Today we are all subject to many influences that affect our psyches in ways that we may not be aware of. Unconscious bias, by its nature, is much like what underpins those documents and efforts by so may well meaning people. By looking into the underlying intentions and assumptions, uncovering the inherent biases, at the beginning may we see a solution. One that works only if we take a clear and new approach can we undo many of our biases.


Don Jones is the Talent Business Partner for Simple. He is kind, compassionate and cares deeply about making the workplace a better and more equal place for everyone. He also has a love for books and coffee.



Weird and Radical Security Policies That Work

Jack Rhysider (@tunnelsup)

Some people deploy unique and non-conventional security policies to prevent threats. This talk is a roundup of strange and unusual security practices that have proven success.

### Material shown
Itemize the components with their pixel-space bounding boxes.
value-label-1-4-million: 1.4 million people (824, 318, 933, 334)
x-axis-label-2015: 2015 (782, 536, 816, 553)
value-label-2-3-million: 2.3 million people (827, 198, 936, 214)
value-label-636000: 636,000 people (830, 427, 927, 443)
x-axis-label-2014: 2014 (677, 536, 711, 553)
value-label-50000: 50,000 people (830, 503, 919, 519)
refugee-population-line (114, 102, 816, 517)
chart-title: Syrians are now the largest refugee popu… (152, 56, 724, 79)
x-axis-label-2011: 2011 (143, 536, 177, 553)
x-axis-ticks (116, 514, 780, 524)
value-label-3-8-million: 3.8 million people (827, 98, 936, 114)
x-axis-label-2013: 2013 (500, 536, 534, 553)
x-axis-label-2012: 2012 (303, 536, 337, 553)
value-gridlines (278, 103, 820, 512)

### Task requirements
A: Do the following statements agree with the talk descriptions text? Answer yes or no for each, quoting the words that decide it.
(i) Don Jones is the Talent Business Partner for Simple.
(ii) Jack Rhysider is listed with the handle @jackrhysider.
(iii) The security talk covers only conventional practices.
B: Please answer these questions from the talk descriptions text.
(i) Besides books, what does Don Jones love?
(ii) What is the title of the security talk?
(iii) What kind of bias does the opening paragraph name?
C: Write the next part of the talk descriptions text, picking up after its last sentence.

### Answer list
A:
(i) Yes: "Don Jones is the Talent Business Partner for Simple."
(ii) No: "Jack Rhysider (@tunnelsup)"
(iii) No: "This talk is a roundup of strange and unusual security practices that have proven success."

B:
(i) Coffee
(ii) Weird and Radical Security Policies That Work
(iii) Unconscious bias

C:
Jack has 10 years experience as a blue teamer. Currently working as a SOC architect designing a SIEM deployment, training SOC analysts, and determining all procedures. Author for the blog



Hunting Methodology: A key to the labyrinth of network forensics

Ryan Devendorf

Proactive hunting is the newest cybersecurity strategy and promises great potential. But where is one to start in the world of network forensics? This presentation proffers a methodology for exactly that. It walks through the maze of network protocols with a spool of thread; discussing the protocols of interest, what to look for in each protocol, and how to find the cheese.


Ryan Devendorf is an Information Security Engineer for RSA Security’s threat detection division and teaches at RSA’s boot camps. Ryan has spoken at a number of security conferences including ISSA, Data Connectors, and (ISC)2. Prior to RSA, Ryan was a security professional for several universities along with a large healthcare company. Ryan has several certifications in the industry including CISSP.



Speaking to a City of Amazon Echoes

Karl Fosaaen (@kfosaaen)

With over 11 million devices in the market, Amazon has invaded homes with their Echo devices. Along with that, they have introduced messaging capabilities that allow users to communicate with each other through their Echoes. This can be a handy way to keep in touch with friends, but what if we wanted to start some conversations with strangers?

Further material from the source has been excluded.